- Recorded information:
begin

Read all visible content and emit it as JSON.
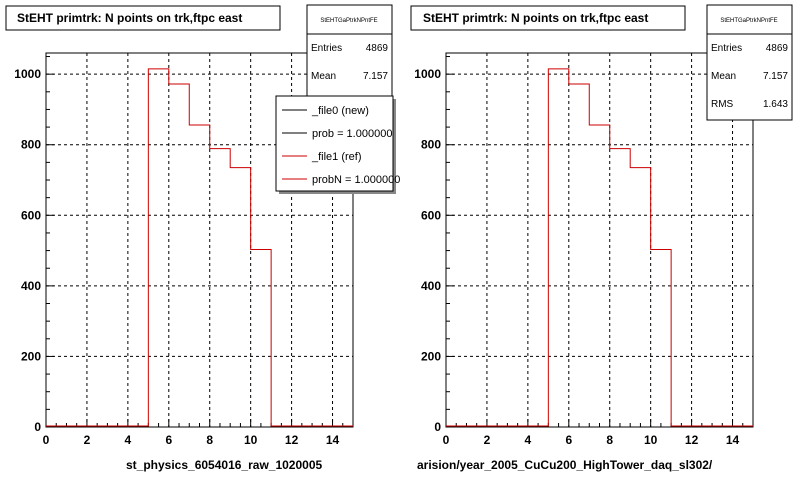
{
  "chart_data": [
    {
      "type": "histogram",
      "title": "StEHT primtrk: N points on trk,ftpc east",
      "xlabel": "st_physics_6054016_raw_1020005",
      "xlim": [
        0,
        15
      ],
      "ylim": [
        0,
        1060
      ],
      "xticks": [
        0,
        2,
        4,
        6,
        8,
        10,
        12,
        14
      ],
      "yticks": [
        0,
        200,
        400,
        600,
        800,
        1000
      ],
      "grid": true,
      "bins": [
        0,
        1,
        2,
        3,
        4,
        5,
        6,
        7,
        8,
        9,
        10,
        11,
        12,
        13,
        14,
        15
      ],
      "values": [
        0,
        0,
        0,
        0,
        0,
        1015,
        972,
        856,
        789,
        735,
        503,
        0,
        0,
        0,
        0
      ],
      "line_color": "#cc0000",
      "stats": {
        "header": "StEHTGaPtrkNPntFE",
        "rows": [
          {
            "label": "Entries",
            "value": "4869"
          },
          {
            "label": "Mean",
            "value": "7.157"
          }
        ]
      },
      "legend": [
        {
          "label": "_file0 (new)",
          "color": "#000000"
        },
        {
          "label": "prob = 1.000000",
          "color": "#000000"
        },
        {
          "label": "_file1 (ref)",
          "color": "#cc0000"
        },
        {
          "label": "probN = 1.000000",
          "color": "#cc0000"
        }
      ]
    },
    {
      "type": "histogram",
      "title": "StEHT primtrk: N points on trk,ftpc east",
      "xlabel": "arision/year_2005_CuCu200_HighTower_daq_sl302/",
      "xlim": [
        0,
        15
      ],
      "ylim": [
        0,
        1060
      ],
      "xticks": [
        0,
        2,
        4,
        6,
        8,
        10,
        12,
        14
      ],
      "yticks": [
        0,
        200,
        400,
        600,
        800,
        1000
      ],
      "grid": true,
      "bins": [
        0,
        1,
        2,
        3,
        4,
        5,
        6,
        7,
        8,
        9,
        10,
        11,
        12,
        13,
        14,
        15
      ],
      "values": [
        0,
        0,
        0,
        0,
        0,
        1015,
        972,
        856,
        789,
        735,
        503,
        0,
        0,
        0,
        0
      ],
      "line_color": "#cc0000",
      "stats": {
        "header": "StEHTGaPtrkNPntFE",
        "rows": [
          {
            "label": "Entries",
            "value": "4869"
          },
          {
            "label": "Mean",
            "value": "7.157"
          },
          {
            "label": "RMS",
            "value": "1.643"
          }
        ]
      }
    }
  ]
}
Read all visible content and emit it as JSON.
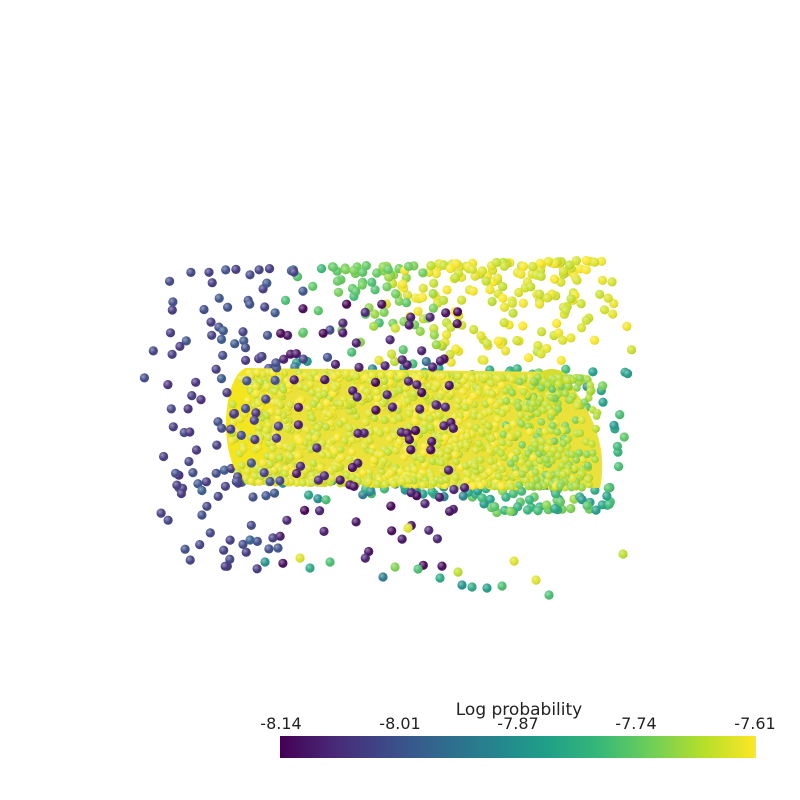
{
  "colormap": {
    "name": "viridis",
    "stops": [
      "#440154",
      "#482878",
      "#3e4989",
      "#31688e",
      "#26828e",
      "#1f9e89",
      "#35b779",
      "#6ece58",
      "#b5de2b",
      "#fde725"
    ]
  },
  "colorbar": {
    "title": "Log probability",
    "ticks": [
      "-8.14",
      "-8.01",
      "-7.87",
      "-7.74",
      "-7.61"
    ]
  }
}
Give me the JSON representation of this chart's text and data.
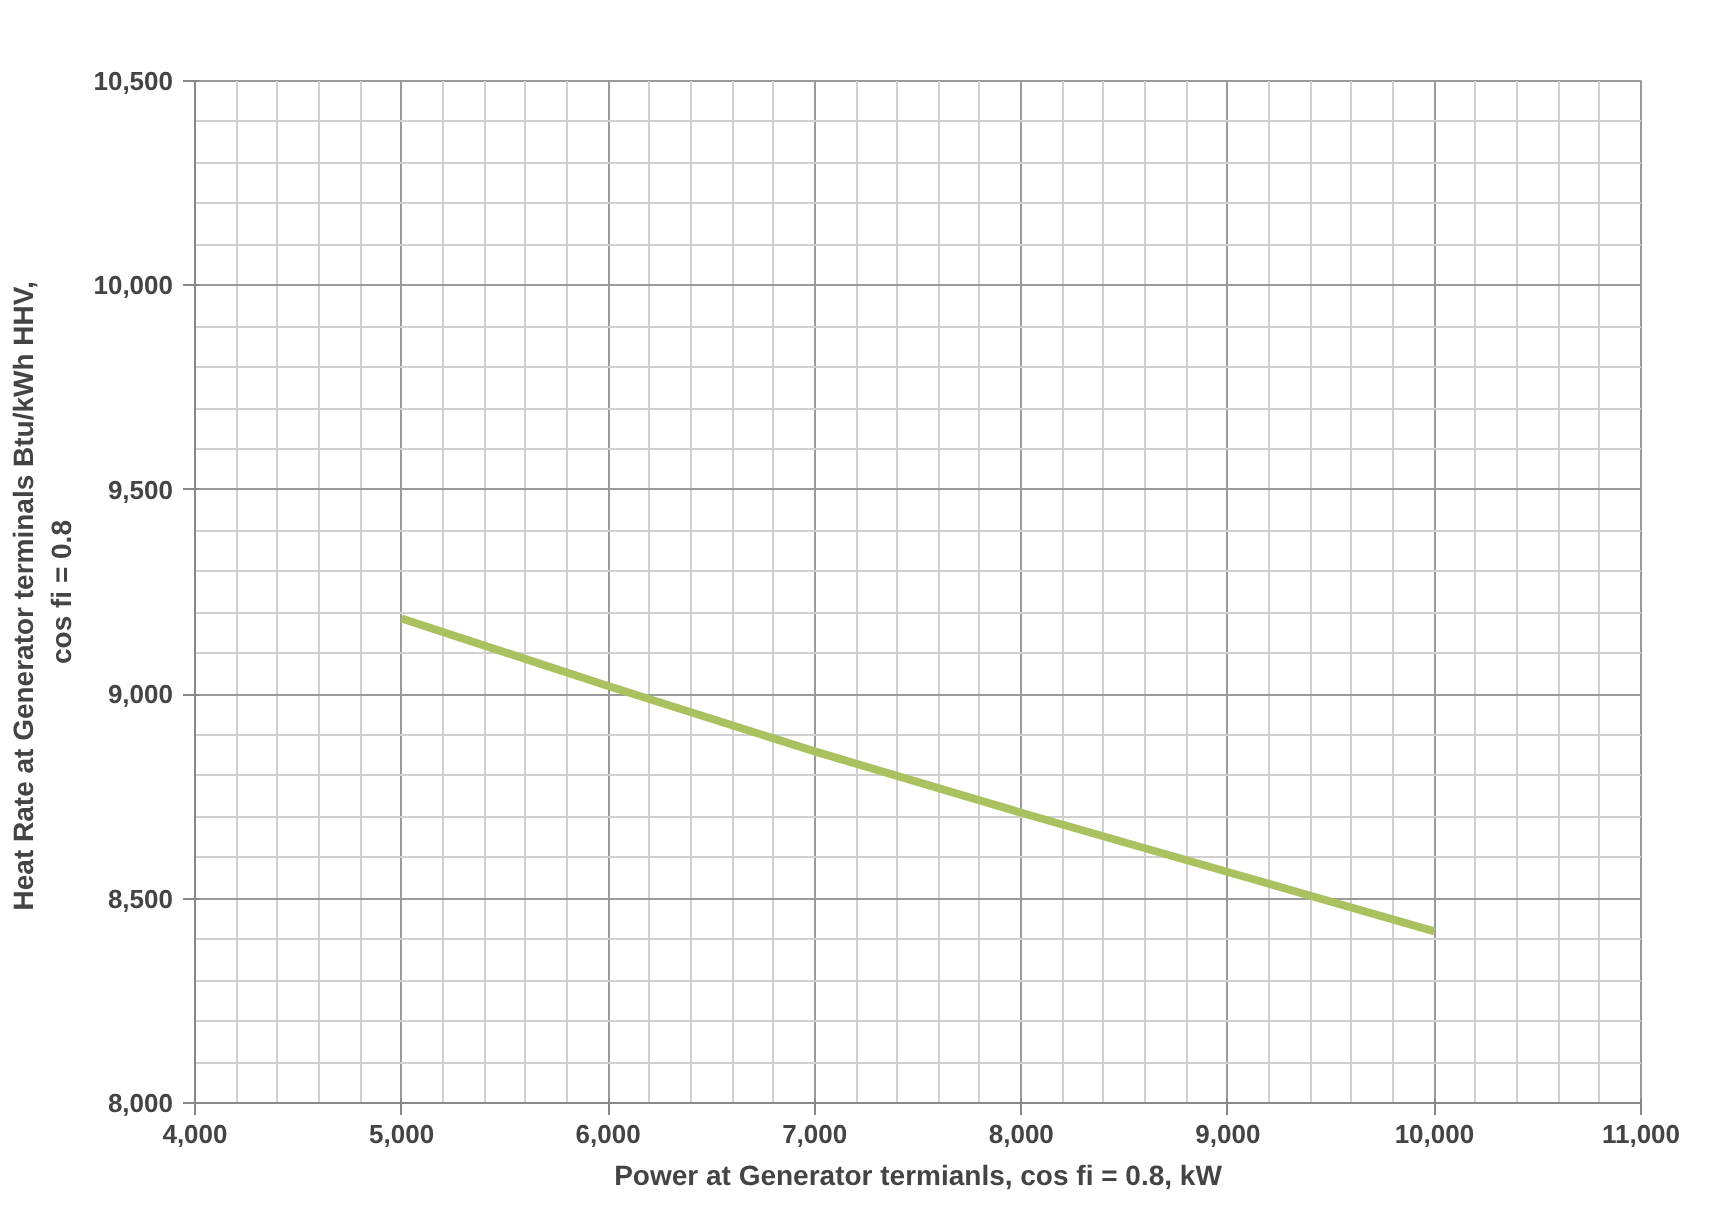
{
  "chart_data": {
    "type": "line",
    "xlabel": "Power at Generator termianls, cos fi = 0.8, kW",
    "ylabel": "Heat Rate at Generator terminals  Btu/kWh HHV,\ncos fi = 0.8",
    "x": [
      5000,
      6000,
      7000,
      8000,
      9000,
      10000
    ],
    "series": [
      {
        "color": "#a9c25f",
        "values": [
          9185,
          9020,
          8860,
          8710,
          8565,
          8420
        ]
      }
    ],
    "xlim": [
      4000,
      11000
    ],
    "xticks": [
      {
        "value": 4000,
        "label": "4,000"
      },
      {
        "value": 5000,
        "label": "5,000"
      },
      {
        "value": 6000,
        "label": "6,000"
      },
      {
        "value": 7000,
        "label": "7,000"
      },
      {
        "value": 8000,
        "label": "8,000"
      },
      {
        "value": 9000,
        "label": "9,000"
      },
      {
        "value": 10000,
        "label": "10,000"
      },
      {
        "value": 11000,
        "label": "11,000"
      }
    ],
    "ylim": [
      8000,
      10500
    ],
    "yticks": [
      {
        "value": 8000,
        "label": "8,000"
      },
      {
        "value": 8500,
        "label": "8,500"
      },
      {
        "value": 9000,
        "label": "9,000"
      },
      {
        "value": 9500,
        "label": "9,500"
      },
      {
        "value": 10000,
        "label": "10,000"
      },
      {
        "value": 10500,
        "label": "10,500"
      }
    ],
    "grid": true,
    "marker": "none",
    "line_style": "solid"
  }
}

end

Print the listing above in full, exactly as written. Omit any pictures.

- Task answer:
Read all visible content and emit it as JSON.
{
  "chart_data": [
    {
      "type": "histogram",
      "title": "StEHT primtrk: N points on trk,ftpc east",
      "xlabel": "st_physics_6054016_raw_1020005",
      "xlim": [
        0,
        15
      ],
      "ylim": [
        0,
        1060
      ],
      "xticks": [
        0,
        2,
        4,
        6,
        8,
        10,
        12,
        14
      ],
      "yticks": [
        0,
        200,
        400,
        600,
        800,
        1000
      ],
      "grid": true,
      "bins": [
        0,
        1,
        2,
        3,
        4,
        5,
        6,
        7,
        8,
        9,
        10,
        11,
        12,
        13,
        14,
        15
      ],
      "values": [
        0,
        0,
        0,
        0,
        0,
        1015,
        972,
        856,
        789,
        735,
        503,
        0,
        0,
        0,
        0
      ],
      "line_color": "#cc0000",
      "stats": {
        "header": "StEHTGaPtrkNPntFE",
        "rows": [
          {
            "label": "Entries",
            "value": "4869"
          },
          {
            "label": "Mean",
            "value": "7.157"
          }
        ]
      },
      "legend": [
        {
          "label": "_file0 (new)",
          "color": "#000000"
        },
        {
          "label": "prob = 1.000000",
          "color": "#000000"
        },
        {
          "label": "_file1 (ref)",
          "color": "#cc0000"
        },
        {
          "label": "probN = 1.000000",
          "color": "#cc0000"
        }
      ]
    },
    {
      "type": "histogram",
      "title": "StEHT primtrk: N points on trk,ftpc east",
      "xlabel": "arision/year_2005_CuCu200_HighTower_daq_sl302/",
      "xlim": [
        0,
        15
      ],
      "ylim": [
        0,
        1060
      ],
      "xticks": [
        0,
        2,
        4,
        6,
        8,
        10,
        12,
        14
      ],
      "yticks": [
        0,
        200,
        400,
        600,
        800,
        1000
      ],
      "grid": true,
      "bins": [
        0,
        1,
        2,
        3,
        4,
        5,
        6,
        7,
        8,
        9,
        10,
        11,
        12,
        13,
        14,
        15
      ],
      "values": [
        0,
        0,
        0,
        0,
        0,
        1015,
        972,
        856,
        789,
        735,
        503,
        0,
        0,
        0,
        0
      ],
      "line_color": "#cc0000",
      "stats": {
        "header": "StEHTGaPtrkNPntFE",
        "rows": [
          {
            "label": "Entries",
            "value": "4869"
          },
          {
            "label": "Mean",
            "value": "7.157"
          },
          {
            "label": "RMS",
            "value": "1.643"
          }
        ]
      }
    }
  ]
}
Read all visible content and emit it as JSON.
{
  "colormap": {
    "name": "viridis",
    "stops": [
      "#440154",
      "#482878",
      "#3e4989",
      "#31688e",
      "#26828e",
      "#1f9e89",
      "#35b779",
      "#6ece58",
      "#b5de2b",
      "#fde725"
    ]
  },
  "colorbar": {
    "title": "Log probability",
    "ticks": [
      "-8.14",
      "-8.01",
      "-7.87",
      "-7.74",
      "-7.61"
    ]
  }
}
Give me the JSON representation of this chart's text and data.
{
  "chart_data": {
    "type": "line",
    "xlabel": "Power at Generator termianls, cos fi = 0.8, kW",
    "ylabel": "Heat Rate at Generator terminals  Btu/kWh HHV,\ncos fi = 0.8",
    "x": [
      5000,
      6000,
      7000,
      8000,
      9000,
      10000
    ],
    "series": [
      {
        "color": "#a9c25f",
        "values": [
          9185,
          9020,
          8860,
          8710,
          8565,
          8420
        ]
      }
    ],
    "xlim": [
      4000,
      11000
    ],
    "xticks": [
      {
        "value": 4000,
        "label": "4,000"
      },
      {
        "value": 5000,
        "label": "5,000"
      },
      {
        "value": 6000,
        "label": "6,000"
      },
      {
        "value": 7000,
        "label": "7,000"
      },
      {
        "value": 8000,
        "label": "8,000"
      },
      {
        "value": 9000,
        "label": "9,000"
      },
      {
        "value": 10000,
        "label": "10,000"
      },
      {
        "value": 11000,
        "label": "11,000"
      }
    ],
    "ylim": [
      8000,
      10500
    ],
    "yticks": [
      {
        "value": 8000,
        "label": "8,000"
      },
      {
        "value": 8500,
        "label": "8,500"
      },
      {
        "value": 9000,
        "label": "9,000"
      },
      {
        "value": 9500,
        "label": "9,500"
      },
      {
        "value": 10000,
        "label": "10,000"
      },
      {
        "value": 10500,
        "label": "10,500"
      }
    ],
    "grid": true,
    "marker": "none",
    "line_style": "solid"
  }
}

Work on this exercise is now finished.